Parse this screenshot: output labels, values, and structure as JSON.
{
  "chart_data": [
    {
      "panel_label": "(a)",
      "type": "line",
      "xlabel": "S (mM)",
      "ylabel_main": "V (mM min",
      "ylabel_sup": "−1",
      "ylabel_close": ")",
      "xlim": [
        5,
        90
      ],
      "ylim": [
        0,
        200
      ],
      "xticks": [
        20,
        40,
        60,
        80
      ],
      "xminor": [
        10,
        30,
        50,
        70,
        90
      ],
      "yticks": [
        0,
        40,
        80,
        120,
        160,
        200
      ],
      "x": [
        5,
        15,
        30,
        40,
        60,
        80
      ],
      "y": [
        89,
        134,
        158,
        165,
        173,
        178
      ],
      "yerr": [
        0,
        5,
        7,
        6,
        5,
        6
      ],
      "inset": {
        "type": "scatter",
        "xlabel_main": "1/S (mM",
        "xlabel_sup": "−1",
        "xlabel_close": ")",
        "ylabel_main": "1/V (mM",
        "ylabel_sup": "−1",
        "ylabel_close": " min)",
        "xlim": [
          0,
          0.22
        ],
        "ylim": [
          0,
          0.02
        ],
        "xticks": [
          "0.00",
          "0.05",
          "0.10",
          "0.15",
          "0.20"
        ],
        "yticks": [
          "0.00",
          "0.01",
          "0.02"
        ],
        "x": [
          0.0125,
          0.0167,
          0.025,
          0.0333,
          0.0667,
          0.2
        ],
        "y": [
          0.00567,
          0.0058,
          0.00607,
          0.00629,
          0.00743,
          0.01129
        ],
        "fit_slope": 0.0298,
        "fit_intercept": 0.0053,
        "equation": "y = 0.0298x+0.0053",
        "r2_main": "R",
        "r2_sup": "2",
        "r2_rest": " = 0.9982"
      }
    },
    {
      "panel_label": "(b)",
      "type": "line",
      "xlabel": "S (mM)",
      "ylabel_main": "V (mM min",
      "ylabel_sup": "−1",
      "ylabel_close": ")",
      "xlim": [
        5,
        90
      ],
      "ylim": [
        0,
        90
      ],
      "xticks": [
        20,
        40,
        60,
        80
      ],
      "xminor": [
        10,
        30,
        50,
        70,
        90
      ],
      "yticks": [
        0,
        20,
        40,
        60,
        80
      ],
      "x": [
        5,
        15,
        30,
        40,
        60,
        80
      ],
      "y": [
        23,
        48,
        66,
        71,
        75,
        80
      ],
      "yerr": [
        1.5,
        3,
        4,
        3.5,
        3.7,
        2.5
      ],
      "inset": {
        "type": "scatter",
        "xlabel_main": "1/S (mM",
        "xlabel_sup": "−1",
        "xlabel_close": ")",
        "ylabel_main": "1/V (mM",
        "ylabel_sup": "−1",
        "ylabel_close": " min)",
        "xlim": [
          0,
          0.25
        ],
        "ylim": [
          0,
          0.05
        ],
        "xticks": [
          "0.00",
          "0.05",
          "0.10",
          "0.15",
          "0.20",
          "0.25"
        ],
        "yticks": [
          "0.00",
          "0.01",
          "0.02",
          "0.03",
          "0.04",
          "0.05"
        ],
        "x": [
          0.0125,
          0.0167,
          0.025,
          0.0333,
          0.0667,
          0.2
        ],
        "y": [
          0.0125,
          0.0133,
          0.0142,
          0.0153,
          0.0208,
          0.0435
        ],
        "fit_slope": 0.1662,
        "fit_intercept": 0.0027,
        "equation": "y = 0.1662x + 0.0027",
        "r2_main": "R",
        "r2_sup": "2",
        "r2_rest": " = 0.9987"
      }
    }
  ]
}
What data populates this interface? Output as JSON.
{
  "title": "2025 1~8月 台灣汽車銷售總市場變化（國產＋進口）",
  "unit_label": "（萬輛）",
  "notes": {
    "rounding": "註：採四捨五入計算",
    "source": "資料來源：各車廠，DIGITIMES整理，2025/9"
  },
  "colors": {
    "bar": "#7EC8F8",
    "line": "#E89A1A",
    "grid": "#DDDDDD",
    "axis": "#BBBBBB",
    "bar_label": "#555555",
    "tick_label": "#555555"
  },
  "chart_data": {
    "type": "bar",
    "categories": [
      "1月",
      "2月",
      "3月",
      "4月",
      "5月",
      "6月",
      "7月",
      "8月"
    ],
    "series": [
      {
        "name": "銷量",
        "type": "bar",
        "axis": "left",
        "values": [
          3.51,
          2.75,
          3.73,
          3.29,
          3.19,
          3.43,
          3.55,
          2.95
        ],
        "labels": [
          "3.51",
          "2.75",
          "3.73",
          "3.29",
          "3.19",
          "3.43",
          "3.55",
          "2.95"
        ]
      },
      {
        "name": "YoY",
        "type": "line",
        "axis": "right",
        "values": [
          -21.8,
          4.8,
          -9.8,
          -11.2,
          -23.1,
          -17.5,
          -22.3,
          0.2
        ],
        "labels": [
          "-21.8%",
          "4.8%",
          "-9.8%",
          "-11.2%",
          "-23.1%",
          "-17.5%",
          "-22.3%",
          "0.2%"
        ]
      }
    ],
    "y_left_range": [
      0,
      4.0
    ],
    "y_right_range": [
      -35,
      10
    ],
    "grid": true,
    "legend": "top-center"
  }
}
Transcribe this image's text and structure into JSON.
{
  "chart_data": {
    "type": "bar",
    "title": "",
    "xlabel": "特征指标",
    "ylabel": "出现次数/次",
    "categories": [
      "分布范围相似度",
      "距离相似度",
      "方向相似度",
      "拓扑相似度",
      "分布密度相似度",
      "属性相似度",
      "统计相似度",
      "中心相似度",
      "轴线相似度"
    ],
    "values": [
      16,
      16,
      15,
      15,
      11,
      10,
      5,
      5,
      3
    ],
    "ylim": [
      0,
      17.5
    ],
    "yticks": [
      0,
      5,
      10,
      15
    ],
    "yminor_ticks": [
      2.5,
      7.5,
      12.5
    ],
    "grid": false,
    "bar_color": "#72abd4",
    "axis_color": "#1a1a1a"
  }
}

━━━━━━━━━━━━━━━━

### [WORK INSTRUCTIONS]
Copy all lines in the listing above where the string "title" appears.

### [RESPONSE TO THIS EXERCISE]
  "title": "2025 1~8月 台灣汽車銷售總市場變化（國產＋進口）",
    "title": "",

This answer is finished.